Directions
Retype the records below exactly as they appear.

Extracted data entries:
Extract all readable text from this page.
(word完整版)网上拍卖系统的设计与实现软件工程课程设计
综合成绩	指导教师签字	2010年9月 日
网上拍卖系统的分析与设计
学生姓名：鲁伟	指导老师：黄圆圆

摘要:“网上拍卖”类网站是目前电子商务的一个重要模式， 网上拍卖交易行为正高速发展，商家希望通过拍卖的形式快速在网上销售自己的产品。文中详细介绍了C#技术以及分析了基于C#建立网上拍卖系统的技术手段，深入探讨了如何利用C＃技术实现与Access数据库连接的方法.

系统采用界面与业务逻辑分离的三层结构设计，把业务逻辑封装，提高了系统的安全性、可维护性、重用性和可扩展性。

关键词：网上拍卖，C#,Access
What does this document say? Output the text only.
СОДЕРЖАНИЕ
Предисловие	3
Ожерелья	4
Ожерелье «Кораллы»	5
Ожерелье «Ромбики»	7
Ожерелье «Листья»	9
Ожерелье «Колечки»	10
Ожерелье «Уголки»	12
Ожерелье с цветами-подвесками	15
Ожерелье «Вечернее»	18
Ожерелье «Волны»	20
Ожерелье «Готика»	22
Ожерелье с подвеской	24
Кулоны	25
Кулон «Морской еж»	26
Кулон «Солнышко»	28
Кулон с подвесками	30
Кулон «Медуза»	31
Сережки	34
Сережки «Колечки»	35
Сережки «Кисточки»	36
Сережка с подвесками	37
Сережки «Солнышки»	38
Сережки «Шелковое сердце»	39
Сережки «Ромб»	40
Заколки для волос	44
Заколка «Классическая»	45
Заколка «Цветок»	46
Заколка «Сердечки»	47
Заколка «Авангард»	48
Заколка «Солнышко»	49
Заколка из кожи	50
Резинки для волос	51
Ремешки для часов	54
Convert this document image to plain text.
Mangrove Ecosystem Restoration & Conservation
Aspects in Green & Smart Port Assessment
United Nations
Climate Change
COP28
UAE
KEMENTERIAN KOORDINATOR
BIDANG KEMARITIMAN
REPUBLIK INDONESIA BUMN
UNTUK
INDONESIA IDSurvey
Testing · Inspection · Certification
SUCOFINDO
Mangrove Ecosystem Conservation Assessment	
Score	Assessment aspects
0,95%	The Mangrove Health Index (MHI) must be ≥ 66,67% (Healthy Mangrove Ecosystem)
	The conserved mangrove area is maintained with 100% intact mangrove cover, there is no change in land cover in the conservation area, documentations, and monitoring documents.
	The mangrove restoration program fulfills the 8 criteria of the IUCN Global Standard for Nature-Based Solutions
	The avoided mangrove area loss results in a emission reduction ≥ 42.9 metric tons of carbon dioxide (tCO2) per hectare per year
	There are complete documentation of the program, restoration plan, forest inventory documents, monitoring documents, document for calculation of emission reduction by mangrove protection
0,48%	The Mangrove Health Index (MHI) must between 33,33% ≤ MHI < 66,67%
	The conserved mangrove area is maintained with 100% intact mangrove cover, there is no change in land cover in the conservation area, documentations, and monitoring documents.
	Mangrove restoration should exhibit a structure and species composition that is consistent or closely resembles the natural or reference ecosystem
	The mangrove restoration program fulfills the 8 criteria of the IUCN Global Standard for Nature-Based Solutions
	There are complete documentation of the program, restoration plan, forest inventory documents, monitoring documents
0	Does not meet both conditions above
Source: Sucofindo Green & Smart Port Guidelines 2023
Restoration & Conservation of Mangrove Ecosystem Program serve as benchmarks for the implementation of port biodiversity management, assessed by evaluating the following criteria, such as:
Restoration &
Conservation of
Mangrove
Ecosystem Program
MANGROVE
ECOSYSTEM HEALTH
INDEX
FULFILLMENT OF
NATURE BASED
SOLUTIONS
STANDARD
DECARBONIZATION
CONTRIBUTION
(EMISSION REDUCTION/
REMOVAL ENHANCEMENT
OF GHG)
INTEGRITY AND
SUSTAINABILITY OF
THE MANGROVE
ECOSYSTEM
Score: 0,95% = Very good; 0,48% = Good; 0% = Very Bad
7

Task output
Extract all readable text from this page.
(word完整版)网上拍卖系统的设计与实现软件工程课程设计
综合成绩	指导教师签字	2010年9月 日
网上拍卖系统的分析与设计
学生姓名：鲁伟	指导老师：黄圆圆

摘要:“网上拍卖”类网站是目前电子商务的一个重要模式， 网上拍卖交易行为正高速发展，商家希望通过拍卖的形式快速在网上销售自己的产品。文中详细介绍了C#技术以及分析了基于C#建立网上拍卖系统的技术手段，深入探讨了如何利用C＃技术实现与Access数据库连接的方法.

系统采用界面与业务逻辑分离的三层结构设计，把业务逻辑封装，提高了系统的安全性、可维护性、重用性和可扩展性。

关键词：网上拍卖，C#,Access
What does this document say? Output the text only.
СОДЕРЖАНИЕ
Предисловие	3
Ожерелья	4
Ожерелье «Кораллы»	5
Ожерелье «Ромбики»	7
Ожерелье «Листья»	9
Ожерелье «Колечки»	10
Ожерелье «Уголки»	12
Ожерелье с цветами-подвесками	15
Ожерелье «Вечернее»	18
Ожерелье «Волны»	20
Ожерелье «Готика»	22
Ожерелье с подвеской	24
Кулоны	25
Кулон «Морской еж»	26
Кулон «Солнышко»	28
Кулон с подвесками	30
Кулон «Медуза»	31
Сережки	34
Сережки «Колечки»	35
Сережки «Кисточки»	36
Сережка с подвесками	37
Сережки «Солнышки»	38
Сережки «Шелковое сердце»	39
Сережки «Ромб»	40
Заколки для волос	44
Заколка «Классическая»	45
Заколка «Цветок»	46
Заколка «Сердечки»	47
Заколка «Авангард»	48
Заколка «Солнышко»	49
Заколка из кожи	50
Резинки для волос	51
Ремешки для часов	54
Convert this document image to plain text.
Mangrove Ecosystem Restoration & Conservation
Aspects in Green & Smart Port Assessment
United Nations
Climate Change
COP28
UAE
KEMENTERIAN KOORDINATOR
BIDANG KEMARITIMAN
REPUBLIK INDONESIA BUMN
UNTUK
INDONESIA IDSurvey
Testing · Inspection · Certification
SUCOFINDO
Mangrove Ecosystem Conservation Assessment	
Score	Assessment aspects
0,95%	The Mangrove Health Index (MHI) must be ≥ 66,67% (Healthy Mangrove Ecosystem)
	The conserved mangrove area is maintained with 100% intact mangrove cover, there is no change in land cover in the conservation area, documentations, and monitoring documents.
	The mangrove restoration program fulfills the 8 criteria of the IUCN Global Standard for Nature-Based Solutions
	The avoided mangrove area loss results in a emission reduction ≥ 42.9 metric tons of carbon dioxide (tCO2) per hectare per year
	There are complete documentation of the program, restoration plan, forest inventory documents, monitoring documents, document for calculation of emission reduction by mangrove protection
0,48%	The Mangrove Health Index (MHI) must between 33,33% ≤ MHI < 66,67%
	The conserved mangrove area is maintained with 100% intact mangrove cover, there is no change in land cover in the conservation area, documentations, and monitoring documents.
	Mangrove restoration should exhibit a structure and species composition that is consistent or closely resembles the natural or reference ecosystem
	The mangrove restoration program fulfills the 8 criteria of the IUCN Global Standard for Nature-Based Solutions
	There are complete documentation of the program, restoration plan, forest inventory documents, monitoring documents
0	Does not meet both conditions above
Source: Sucofindo Green & Smart Port Guidelines 2023
Restoration & Conservation of Mangrove Ecosystem Program serve as benchmarks for the implementation of port biodiversity management, assessed by evaluating the following criteria, such as:
Restoration &
Conservation of
Mangrove
Ecosystem Program
MANGROVE
ECOSYSTEM HEALTH
INDEX
FULFILLMENT OF
NATURE BASED
SOLUTIONS
STANDARD
DECARBONIZATION
CONTRIBUTION
(EMISSION REDUCTION/
REMOVAL ENHANCEMENT
OF GHG)
INTEGRITY AND
SUSTAINABILITY OF
THE MANGROVE
ECOSYSTEM
Score: 0,95% = Very good; 0,48% = Good; 0% = Very Bad
7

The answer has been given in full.